Task prompt =
Every entry here needs to be repeated exactly.
#### Records supplied
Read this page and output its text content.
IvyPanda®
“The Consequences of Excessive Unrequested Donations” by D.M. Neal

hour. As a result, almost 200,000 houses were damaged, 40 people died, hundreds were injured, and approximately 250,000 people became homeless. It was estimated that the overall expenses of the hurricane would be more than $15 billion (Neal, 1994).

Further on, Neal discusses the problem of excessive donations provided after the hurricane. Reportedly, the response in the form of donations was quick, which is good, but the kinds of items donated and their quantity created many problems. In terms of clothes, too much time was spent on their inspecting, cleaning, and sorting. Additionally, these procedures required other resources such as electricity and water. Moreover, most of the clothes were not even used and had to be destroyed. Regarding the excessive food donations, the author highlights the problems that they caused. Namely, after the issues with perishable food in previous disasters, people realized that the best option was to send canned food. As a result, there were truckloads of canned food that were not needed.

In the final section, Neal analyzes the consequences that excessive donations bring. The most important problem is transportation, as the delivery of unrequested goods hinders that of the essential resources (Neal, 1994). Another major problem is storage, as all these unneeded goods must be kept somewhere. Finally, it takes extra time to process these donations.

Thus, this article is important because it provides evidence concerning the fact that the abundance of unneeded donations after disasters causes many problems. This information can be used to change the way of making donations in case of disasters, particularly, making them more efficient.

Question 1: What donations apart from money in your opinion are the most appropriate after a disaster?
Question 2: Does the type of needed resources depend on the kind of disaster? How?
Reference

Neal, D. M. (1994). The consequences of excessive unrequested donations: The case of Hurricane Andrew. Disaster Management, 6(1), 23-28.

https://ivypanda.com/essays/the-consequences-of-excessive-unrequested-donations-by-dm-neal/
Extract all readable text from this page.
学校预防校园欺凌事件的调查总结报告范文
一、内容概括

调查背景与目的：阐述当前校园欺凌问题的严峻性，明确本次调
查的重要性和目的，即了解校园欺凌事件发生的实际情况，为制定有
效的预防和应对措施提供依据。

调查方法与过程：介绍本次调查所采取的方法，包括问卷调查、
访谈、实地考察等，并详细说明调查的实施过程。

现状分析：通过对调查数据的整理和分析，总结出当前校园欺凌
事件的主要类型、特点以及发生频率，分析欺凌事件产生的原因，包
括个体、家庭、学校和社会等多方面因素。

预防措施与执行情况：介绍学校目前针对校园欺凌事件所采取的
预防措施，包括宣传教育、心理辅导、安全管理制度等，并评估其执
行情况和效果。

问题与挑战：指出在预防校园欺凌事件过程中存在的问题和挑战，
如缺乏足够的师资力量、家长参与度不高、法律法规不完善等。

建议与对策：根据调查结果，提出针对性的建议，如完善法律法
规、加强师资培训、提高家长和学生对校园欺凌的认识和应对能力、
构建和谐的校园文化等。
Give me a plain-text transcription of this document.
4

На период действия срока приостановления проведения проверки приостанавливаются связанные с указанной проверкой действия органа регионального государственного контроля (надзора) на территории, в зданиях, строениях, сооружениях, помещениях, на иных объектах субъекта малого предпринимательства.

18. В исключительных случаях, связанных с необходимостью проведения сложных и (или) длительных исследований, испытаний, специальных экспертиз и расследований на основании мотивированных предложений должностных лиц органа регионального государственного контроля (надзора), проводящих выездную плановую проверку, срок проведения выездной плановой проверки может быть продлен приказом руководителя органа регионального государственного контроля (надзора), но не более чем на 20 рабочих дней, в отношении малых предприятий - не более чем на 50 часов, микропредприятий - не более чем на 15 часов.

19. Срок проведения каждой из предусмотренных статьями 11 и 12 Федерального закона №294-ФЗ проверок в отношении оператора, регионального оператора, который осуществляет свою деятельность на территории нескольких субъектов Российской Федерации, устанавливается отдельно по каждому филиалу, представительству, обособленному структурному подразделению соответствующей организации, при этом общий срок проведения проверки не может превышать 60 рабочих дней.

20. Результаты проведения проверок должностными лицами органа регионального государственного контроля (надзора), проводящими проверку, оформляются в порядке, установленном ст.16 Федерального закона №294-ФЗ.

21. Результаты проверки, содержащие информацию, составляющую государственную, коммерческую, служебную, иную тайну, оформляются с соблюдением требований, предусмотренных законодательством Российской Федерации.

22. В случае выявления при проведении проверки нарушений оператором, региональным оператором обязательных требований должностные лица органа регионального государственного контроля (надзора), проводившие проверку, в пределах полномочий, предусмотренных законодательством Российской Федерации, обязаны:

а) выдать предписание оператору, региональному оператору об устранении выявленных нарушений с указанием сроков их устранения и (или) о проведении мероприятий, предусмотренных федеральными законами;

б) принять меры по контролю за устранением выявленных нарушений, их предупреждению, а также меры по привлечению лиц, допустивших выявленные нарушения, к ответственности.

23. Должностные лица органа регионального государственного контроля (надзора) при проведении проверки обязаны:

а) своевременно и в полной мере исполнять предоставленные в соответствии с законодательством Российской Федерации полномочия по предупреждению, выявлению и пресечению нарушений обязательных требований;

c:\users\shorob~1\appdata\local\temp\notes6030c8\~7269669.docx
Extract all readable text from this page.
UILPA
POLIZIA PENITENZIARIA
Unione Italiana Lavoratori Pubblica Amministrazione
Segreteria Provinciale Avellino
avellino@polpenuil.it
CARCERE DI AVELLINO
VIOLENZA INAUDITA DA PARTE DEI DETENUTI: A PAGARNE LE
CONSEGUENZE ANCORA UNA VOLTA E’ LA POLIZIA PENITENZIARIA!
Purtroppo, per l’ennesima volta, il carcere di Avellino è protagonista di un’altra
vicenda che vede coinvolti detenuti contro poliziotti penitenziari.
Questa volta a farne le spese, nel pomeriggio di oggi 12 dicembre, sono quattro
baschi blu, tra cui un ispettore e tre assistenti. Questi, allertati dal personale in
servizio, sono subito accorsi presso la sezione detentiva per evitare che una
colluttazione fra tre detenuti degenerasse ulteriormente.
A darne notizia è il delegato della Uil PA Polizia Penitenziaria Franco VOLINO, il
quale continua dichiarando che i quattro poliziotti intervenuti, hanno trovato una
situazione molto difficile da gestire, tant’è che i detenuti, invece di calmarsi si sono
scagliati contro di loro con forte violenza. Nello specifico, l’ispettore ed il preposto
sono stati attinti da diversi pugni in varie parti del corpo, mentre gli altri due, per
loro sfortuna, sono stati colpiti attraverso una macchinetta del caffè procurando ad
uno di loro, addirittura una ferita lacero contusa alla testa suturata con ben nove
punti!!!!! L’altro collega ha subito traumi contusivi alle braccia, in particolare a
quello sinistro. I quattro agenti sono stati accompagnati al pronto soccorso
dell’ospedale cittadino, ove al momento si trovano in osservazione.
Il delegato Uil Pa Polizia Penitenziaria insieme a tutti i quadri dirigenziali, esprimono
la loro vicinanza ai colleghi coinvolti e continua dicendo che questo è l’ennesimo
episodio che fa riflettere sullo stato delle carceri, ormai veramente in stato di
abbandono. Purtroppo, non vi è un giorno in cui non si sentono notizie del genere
########
Task solution =
Read this page and output its text content.
IvyPanda®
“The Consequences of Excessive Unrequested Donations” by D.M. Neal

hour. As a result, almost 200,000 houses were damaged, 40 people died, hundreds were injured, and approximately 250,000 people became homeless. It was estimated that the overall expenses of the hurricane would be more than $15 billion (Neal, 1994).

Further on, Neal discusses the problem of excessive donations provided after the hurricane. Reportedly, the response in the form of donations was quick, which is good, but the kinds of items donated and their quantity created many problems. In terms of clothes, too much time was spent on their inspecting, cleaning, and sorting. Additionally, these procedures required other resources such as electricity and water. Moreover, most of the clothes were not even used and had to be destroyed. Regarding the excessive food donations, the author highlights the problems that they caused. Namely, after the issues with perishable food in previous disasters, people realized that the best option was to send canned food. As a result, there were truckloads of canned food that were not needed.

In the final section, Neal analyzes the consequences that excessive donations bring. The most important problem is transportation, as the delivery of unrequested goods hinders that of the essential resources (Neal, 1994). Another major problem is storage, as all these unneeded goods must be kept somewhere. Finally, it takes extra time to process these donations.

Thus, this article is important because it provides evidence concerning the fact that the abundance of unneeded donations after disasters causes many problems. This information can be used to change the way of making donations in case of disasters, particularly, making them more efficient.

Question 1: What donations apart from money in your opinion are the most appropriate after a disaster?
Question 2: Does the type of needed resources depend on the kind of disaster? How?
Reference

Neal, D. M. (1994). The consequences of excessive unrequested donations: The case of Hurricane Andrew. Disaster Management, 6(1), 23-28.

https://ivypanda.com/essays/the-consequences-of-excessive-unrequested-donations-by-dm-neal/
Extract all readable text from this page.
学校预防校园欺凌事件的调查总结报告范文
一、内容概括

调查背景与目的：阐述当前校园欺凌问题的严峻性，明确本次调
查的重要性和目的，即了解校园欺凌事件发生的实际情况，为制定有
效的预防和应对措施提供依据。

调查方法与过程：介绍本次调查所采取的方法，包括问卷调查、
访谈、实地考察等，并详细说明调查的实施过程。

现状分析：通过对调查数据的整理和分析，总结出当前校园欺凌
事件的主要类型、特点以及发生频率，分析欺凌事件产生的原因，包
括个体、家庭、学校和社会等多方面因素。

预防措施与执行情况：介绍学校目前针对校园欺凌事件所采取的
预防措施，包括宣传教育、心理辅导、安全管理制度等，并评估其执
行情况和效果。

问题与挑战：指出在预防校园欺凌事件过程中存在的问题和挑战，
如缺乏足够的师资力量、家长参与度不高、法律法规不完善等。

建议与对策：根据调查结果，提出针对性的建议，如完善法律法
规、加强师资培训、提高家长和学生对校园欺凌的认识和应对能力、
构建和谐的校园文化等。
Give me a plain-text transcription of this document.
4

На период действия срока приостановления проведения проверки приостанавливаются связанные с указанной проверкой действия органа регионального государственного контроля (надзора) на территории, в зданиях, строениях, сооружениях, помещениях, на иных объектах субъекта малого предпринимательства.

18. В исключительных случаях, связанных с необходимостью проведения сложных и (или) длительных исследований, испытаний, специальных экспертиз и расследований на основании мотивированных предложений должностных лиц органа регионального государственного контроля (надзора), проводящих выездную плановую проверку, срок проведения выездной плановой проверки может быть продлен приказом руководителя органа регионального государственного контроля (надзора), но не более чем на 20 рабочих дней, в отношении малых предприятий - не более чем на 50 часов, микропредприятий - не более чем на 15 часов.

19. Срок проведения каждой из предусмотренных статьями 11 и 12 Федерального закона №294-ФЗ проверок в отношении оператора, регионального оператора, который осуществляет свою деятельность на территории нескольких субъектов Российской Федерации, устанавливается отдельно по каждому филиалу, представительству, обособленному структурному подразделению соответствующей организации, при этом общий срок проведения проверки не может превышать 60 рабочих дней.

20. Результаты проведения проверок должностными лицами органа регионального государственного контроля (надзора), проводящими проверку, оформляются в порядке, установленном ст.16 Федерального закона №294-ФЗ.

21. Результаты проверки, содержащие информацию, составляющую государственную, коммерческую, служебную, иную тайну, оформляются с соблюдением требований, предусмотренных законодательством Российской Федерации.

22. В случае выявления при проведении проверки нарушений оператором, региональным оператором обязательных требований должностные лица органа регионального государственного контроля (надзора), проводившие проверку, в пределах полномочий, предусмотренных законодательством Российской Федерации, обязаны:

а) выдать предписание оператору, региональному оператору об устранении выявленных нарушений с указанием сроков их устранения и (или) о проведении мероприятий, предусмотренных федеральными законами;

б) принять меры по контролю за устранением выявленных нарушений, их предупреждению, а также меры по привлечению лиц, допустивших выявленные нарушения, к ответственности.

23. Должностные лица органа регионального государственного контроля (надзора) при проведении проверки обязаны:

а) своевременно и в полной мере исполнять предоставленные в соответствии с законодательством Российской Федерации полномочия по предупреждению, выявлению и пресечению нарушений обязательных требований;

c:\users\shorob~1\appdata\local\temp\notes6030c8\~7269669.docx
Extract all readable text from this page.
UILPA
POLIZIA PENITENZIARIA
Unione Italiana Lavoratori Pubblica Amministrazione
Segreteria Provinciale Avellino
avellino@polpenuil.it
CARCERE DI AVELLINO
VIOLENZA INAUDITA DA PARTE DEI DETENUTI: A PAGARNE LE
CONSEGUENZE ANCORA UNA VOLTA E’ LA POLIZIA PENITENZIARIA!
Purtroppo, per l’ennesima volta, il carcere di Avellino è protagonista di un’altra
vicenda che vede coinvolti detenuti contro poliziotti penitenziari.
Questa volta a farne le spese, nel pomeriggio di oggi 12 dicembre, sono quattro
baschi blu, tra cui un ispettore e tre assistenti. Questi, allertati dal personale in
servizio, sono subito accorsi presso la sezione detentiva per evitare che una
colluttazione fra tre detenuti degenerasse ulteriormente.
A darne notizia è il delegato della Uil PA Polizia Penitenziaria Franco VOLINO, il
quale continua dichiarando che i quattro poliziotti intervenuti, hanno trovato una
situazione molto difficile da gestire, tant’è che i detenuti, invece di calmarsi si sono
scagliati contro di loro con forte violenza. Nello specifico, l’ispettore ed il preposto
sono stati attinti da diversi pugni in varie parti del corpo, mentre gli altri due, per
loro sfortuna, sono stati colpiti attraverso una macchinetta del caffè procurando ad
uno di loro, addirittura una ferita lacero contusa alla testa suturata con ben nove
punti!!!!! L’altro collega ha subito traumi contusivi alle braccia, in particolare a
quello sinistro. I quattro agenti sono stati accompagnati al pronto soccorso
dell’ospedale cittadino, ove al momento si trovano in osservazione.
Il delegato Uil Pa Polizia Penitenziaria insieme a tutti i quadri dirigenziali, esprimono
la loro vicinanza ai colleghi coinvolti e continua dicendo che questo è l’ennesimo
episodio che fa riflettere sullo stato delle carceri, ormai veramente in stato di
abbandono. Purtroppo, non vi è un giorno in cui non si sentono notizie del genere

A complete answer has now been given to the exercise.